▶ _EXERCISE_
Read the records and gather each line that includes "adelante".

:: RECORDS SUPPLIED ::

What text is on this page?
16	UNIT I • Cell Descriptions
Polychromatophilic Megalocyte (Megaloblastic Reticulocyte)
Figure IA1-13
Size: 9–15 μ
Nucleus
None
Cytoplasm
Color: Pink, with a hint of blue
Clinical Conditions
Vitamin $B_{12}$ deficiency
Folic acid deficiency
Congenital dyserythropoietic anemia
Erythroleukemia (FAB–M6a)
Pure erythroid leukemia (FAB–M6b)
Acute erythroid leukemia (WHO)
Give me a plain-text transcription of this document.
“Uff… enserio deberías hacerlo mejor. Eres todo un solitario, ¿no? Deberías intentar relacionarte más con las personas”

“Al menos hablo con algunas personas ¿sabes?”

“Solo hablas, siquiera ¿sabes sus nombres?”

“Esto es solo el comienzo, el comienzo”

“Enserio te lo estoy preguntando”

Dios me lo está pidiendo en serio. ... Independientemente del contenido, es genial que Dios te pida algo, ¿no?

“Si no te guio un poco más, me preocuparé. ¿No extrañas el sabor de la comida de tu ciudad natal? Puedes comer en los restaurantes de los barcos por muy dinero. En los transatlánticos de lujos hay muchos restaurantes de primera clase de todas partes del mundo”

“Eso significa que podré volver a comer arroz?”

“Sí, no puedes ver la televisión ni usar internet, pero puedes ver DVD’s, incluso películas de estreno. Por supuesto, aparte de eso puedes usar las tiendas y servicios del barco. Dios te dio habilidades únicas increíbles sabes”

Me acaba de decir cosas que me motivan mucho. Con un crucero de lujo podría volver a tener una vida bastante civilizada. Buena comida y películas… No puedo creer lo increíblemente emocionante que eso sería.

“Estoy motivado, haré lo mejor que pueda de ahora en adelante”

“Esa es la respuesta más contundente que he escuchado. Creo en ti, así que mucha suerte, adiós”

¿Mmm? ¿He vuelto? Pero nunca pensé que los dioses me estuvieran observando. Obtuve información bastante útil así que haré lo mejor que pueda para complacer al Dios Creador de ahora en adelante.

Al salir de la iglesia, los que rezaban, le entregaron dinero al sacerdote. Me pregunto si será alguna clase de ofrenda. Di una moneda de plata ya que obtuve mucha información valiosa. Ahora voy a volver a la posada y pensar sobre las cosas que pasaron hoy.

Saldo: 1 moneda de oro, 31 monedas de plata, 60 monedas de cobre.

:::

▶ _OUTPUT OF THE TASK_
“Estoy motivado, haré lo mejor que pueda de ahora en adelante”
¿Mmm? ¿He vuelto? Pero nunca pensé que los dioses me estuvieran observando. Obtuve información bastante útil así que haré lo mejor que pueda para complacer al Dios Creador de ahora en adelante.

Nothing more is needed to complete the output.